■ Task directions ■
Write out every entry precisely as given, leaving the pictures out.

■ Data to process ■
## Begin

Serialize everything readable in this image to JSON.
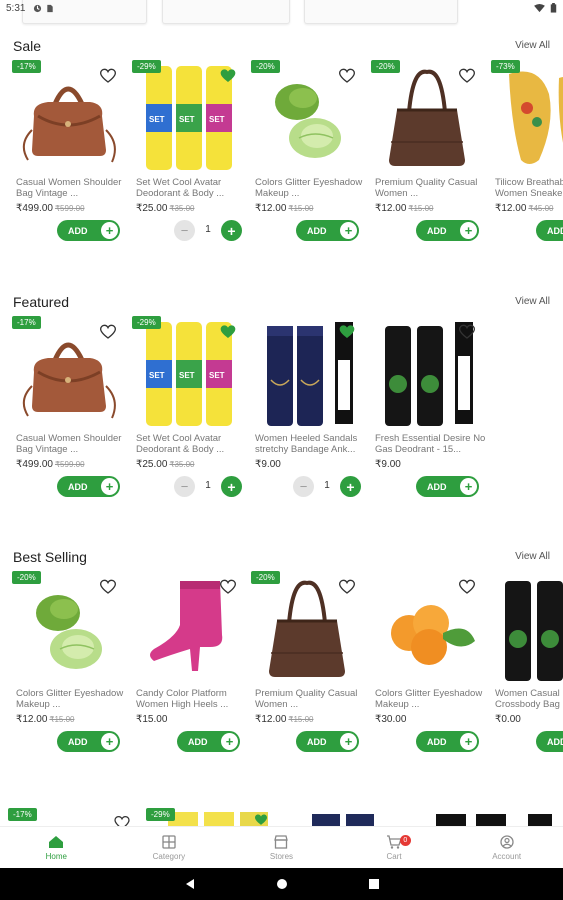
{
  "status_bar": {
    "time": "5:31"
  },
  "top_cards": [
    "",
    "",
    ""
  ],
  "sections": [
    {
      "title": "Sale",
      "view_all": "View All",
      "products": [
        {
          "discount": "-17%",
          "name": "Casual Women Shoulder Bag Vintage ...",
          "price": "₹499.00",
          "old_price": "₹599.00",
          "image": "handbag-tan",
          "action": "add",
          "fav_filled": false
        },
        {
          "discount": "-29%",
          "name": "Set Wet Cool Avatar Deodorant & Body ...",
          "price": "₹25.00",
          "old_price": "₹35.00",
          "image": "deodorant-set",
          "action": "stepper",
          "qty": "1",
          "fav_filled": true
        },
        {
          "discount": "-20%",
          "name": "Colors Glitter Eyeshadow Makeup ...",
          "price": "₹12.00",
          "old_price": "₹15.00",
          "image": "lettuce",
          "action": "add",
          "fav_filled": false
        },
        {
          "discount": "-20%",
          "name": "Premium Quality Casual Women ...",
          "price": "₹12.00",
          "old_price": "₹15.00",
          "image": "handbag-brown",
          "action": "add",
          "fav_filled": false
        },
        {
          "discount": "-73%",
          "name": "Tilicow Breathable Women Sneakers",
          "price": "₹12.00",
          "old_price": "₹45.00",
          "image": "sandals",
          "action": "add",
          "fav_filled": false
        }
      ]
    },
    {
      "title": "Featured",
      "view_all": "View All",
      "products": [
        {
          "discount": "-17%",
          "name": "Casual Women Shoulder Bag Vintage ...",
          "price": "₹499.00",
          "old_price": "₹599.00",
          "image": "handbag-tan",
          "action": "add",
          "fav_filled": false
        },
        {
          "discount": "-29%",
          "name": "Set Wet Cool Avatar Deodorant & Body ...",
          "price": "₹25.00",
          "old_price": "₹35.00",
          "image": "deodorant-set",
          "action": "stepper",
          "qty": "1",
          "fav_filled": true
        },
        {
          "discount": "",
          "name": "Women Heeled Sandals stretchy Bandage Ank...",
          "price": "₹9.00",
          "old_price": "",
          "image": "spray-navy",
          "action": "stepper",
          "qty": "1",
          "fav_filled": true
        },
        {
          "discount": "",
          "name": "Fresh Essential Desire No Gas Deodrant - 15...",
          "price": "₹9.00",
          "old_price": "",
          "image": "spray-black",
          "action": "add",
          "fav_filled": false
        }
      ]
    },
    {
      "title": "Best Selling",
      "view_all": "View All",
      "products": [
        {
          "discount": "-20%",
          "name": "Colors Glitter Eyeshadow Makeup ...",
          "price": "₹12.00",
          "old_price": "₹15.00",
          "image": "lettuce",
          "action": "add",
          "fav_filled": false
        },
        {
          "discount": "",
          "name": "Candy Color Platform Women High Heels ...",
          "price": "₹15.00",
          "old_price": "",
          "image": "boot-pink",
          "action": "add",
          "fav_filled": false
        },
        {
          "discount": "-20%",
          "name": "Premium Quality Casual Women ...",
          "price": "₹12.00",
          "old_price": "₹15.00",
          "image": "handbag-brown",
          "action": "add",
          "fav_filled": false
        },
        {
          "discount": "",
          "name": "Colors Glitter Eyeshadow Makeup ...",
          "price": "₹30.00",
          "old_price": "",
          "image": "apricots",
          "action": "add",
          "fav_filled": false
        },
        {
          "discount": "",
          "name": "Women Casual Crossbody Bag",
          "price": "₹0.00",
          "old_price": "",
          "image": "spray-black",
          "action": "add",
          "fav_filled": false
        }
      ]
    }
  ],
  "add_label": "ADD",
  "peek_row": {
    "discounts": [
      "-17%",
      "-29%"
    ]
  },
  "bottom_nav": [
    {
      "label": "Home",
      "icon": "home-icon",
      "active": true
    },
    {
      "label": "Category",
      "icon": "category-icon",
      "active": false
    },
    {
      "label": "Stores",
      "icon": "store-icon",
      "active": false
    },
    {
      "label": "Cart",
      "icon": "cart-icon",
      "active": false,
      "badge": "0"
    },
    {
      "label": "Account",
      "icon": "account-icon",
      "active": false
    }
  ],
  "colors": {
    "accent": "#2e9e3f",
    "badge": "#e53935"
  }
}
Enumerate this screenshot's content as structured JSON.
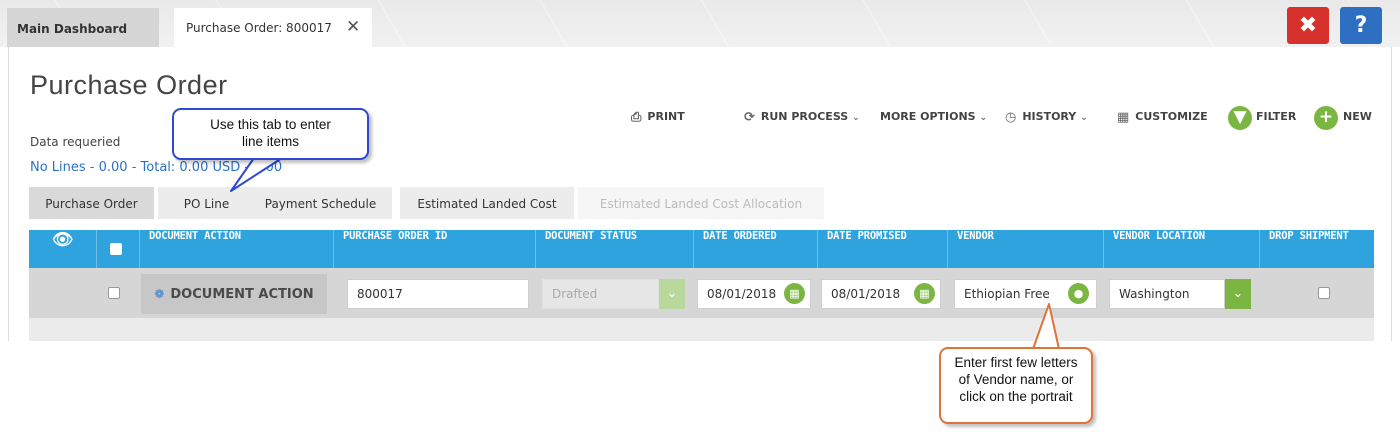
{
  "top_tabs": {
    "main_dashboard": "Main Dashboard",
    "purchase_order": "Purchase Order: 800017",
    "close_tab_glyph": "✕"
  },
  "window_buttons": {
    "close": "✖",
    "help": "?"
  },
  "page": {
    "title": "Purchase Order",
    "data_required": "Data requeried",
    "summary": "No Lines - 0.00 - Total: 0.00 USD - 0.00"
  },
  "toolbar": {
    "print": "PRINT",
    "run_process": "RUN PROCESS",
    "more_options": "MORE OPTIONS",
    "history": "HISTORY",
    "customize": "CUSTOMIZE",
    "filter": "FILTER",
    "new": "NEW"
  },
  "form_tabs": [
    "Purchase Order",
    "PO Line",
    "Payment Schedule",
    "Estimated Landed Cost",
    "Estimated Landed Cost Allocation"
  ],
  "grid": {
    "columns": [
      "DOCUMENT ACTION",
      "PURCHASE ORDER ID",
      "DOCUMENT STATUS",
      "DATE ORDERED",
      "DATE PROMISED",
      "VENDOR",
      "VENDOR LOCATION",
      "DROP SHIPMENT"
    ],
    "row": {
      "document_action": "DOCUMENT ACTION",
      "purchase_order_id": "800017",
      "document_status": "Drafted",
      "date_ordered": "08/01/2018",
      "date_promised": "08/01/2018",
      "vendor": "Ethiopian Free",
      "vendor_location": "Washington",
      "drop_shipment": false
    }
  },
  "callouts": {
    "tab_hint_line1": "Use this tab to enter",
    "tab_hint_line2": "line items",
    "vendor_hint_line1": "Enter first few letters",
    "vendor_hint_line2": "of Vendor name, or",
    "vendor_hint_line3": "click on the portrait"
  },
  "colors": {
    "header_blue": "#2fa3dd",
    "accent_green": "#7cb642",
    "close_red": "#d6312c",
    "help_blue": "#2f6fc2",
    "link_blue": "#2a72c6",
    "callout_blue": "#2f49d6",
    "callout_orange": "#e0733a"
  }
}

## End

■ Correct answer ■
Serialize everything readable in this image to JSON.
{
  "status_bar": {
    "time": "5:31"
  },
  "top_cards": [
    "",
    "",
    ""
  ],
  "sections": [
    {
      "title": "Sale",
      "view_all": "View All",
      "products": [
        {
          "discount": "-17%",
          "name": "Casual Women Shoulder Bag Vintage ...",
          "price": "₹499.00",
          "old_price": "₹599.00",
          "image": "handbag-tan",
          "action": "add",
          "fav_filled": false
        },
        {
          "discount": "-29%",
          "name": "Set Wet Cool Avatar Deodorant & Body ...",
          "price": "₹25.00",
          "old_price": "₹35.00",
          "image": "deodorant-set",
          "action": "stepper",
          "qty": "1",
          "fav_filled": true
        },
        {
          "discount": "-20%",
          "name": "Colors Glitter Eyeshadow Makeup ...",
          "price": "₹12.00",
          "old_price": "₹15.00",
          "image": "lettuce",
          "action": "add",
          "fav_filled": false
        },
        {
          "discount": "-20%",
          "name": "Premium Quality Casual Women ...",
          "price": "₹12.00",
          "old_price": "₹15.00",
          "image": "handbag-brown",
          "action": "add",
          "fav_filled": false
        },
        {
          "discount": "-73%",
          "name": "Tilicow Breathable Women Sneakers",
          "price": "₹12.00",
          "old_price": "₹45.00",
          "image": "sandals",
          "action": "add",
          "fav_filled": false
        }
      ]
    },
    {
      "title": "Featured",
      "view_all": "View All",
      "products": [
        {
          "discount": "-17%",
          "name": "Casual Women Shoulder Bag Vintage ...",
          "price": "₹499.00",
          "old_price": "₹599.00",
          "image": "handbag-tan",
          "action": "add",
          "fav_filled": false
        },
        {
          "discount": "-29%",
          "name": "Set Wet Cool Avatar Deodorant & Body ...",
          "price": "₹25.00",
          "old_price": "₹35.00",
          "image": "deodorant-set",
          "action": "stepper",
          "qty": "1",
          "fav_filled": true
        },
        {
          "discount": "",
          "name": "Women Heeled Sandals stretchy Bandage Ank...",
          "price": "₹9.00",
          "old_price": "",
          "image": "spray-navy",
          "action": "stepper",
          "qty": "1",
          "fav_filled": true
        },
        {
          "discount": "",
          "name": "Fresh Essential Desire No Gas Deodrant - 15...",
          "price": "₹9.00",
          "old_price": "",
          "image": "spray-black",
          "action": "add",
          "fav_filled": false
        }
      ]
    },
    {
      "title": "Best Selling",
      "view_all": "View All",
      "products": [
        {
          "discount": "-20%",
          "name": "Colors Glitter Eyeshadow Makeup ...",
          "price": "₹12.00",
          "old_price": "₹15.00",
          "image": "lettuce",
          "action": "add",
          "fav_filled": false
        },
        {
          "discount": "",
          "name": "Candy Color Platform Women High Heels ...",
          "price": "₹15.00",
          "old_price": "",
          "image": "boot-pink",
          "action": "add",
          "fav_filled": false
        },
        {
          "discount": "-20%",
          "name": "Premium Quality Casual Women ...",
          "price": "₹12.00",
          "old_price": "₹15.00",
          "image": "handbag-brown",
          "action": "add",
          "fav_filled": false
        },
        {
          "discount": "",
          "name": "Colors Glitter Eyeshadow Makeup ...",
          "price": "₹30.00",
          "old_price": "",
          "image": "apricots",
          "action": "add",
          "fav_filled": false
        },
        {
          "discount": "",
          "name": "Women Casual Crossbody Bag",
          "price": "₹0.00",
          "old_price": "",
          "image": "spray-black",
          "action": "add",
          "fav_filled": false
        }
      ]
    }
  ],
  "add_label": "ADD",
  "peek_row": {
    "discounts": [
      "-17%",
      "-29%"
    ]
  },
  "bottom_nav": [
    {
      "label": "Home",
      "icon": "home-icon",
      "active": true
    },
    {
      "label": "Category",
      "icon": "category-icon",
      "active": false
    },
    {
      "label": "Stores",
      "icon": "store-icon",
      "active": false
    },
    {
      "label": "Cart",
      "icon": "cart-icon",
      "active": false,
      "badge": "0"
    },
    {
      "label": "Account",
      "icon": "account-icon",
      "active": false
    }
  ],
  "colors": {
    "accent": "#2e9e3f",
    "badge": "#e53935"
  }
}
Enumerate this screenshot's content as structured JSON.
{
  "top_tabs": {
    "main_dashboard": "Main Dashboard",
    "purchase_order": "Purchase Order: 800017",
    "close_tab_glyph": "✕"
  },
  "window_buttons": {
    "close": "✖",
    "help": "?"
  },
  "page": {
    "title": "Purchase Order",
    "data_required": "Data requeried",
    "summary": "No Lines - 0.00 - Total: 0.00 USD - 0.00"
  },
  "toolbar": {
    "print": "PRINT",
    "run_process": "RUN PROCESS",
    "more_options": "MORE OPTIONS",
    "history": "HISTORY",
    "customize": "CUSTOMIZE",
    "filter": "FILTER",
    "new": "NEW"
  },
  "form_tabs": [
    "Purchase Order",
    "PO Line",
    "Payment Schedule",
    "Estimated Landed Cost",
    "Estimated Landed Cost Allocation"
  ],
  "grid": {
    "columns": [
      "DOCUMENT ACTION",
      "PURCHASE ORDER ID",
      "DOCUMENT STATUS",
      "DATE ORDERED",
      "DATE PROMISED",
      "VENDOR",
      "VENDOR LOCATION",
      "DROP SHIPMENT"
    ],
    "row": {
      "document_action": "DOCUMENT ACTION",
      "purchase_order_id": "800017",
      "document_status": "Drafted",
      "date_ordered": "08/01/2018",
      "date_promised": "08/01/2018",
      "vendor": "Ethiopian Free",
      "vendor_location": "Washington",
      "drop_shipment": false
    }
  },
  "callouts": {
    "tab_hint_line1": "Use this tab to enter",
    "tab_hint_line2": "line items",
    "vendor_hint_line1": "Enter first few letters",
    "vendor_hint_line2": "of Vendor name, or",
    "vendor_hint_line3": "click on the portrait"
  },
  "colors": {
    "header_blue": "#2fa3dd",
    "accent_green": "#7cb642",
    "close_red": "#d6312c",
    "help_blue": "#2f6fc2",
    "link_blue": "#2a72c6",
    "callout_blue": "#2f49d6",
    "callout_orange": "#e0733a"
  }
}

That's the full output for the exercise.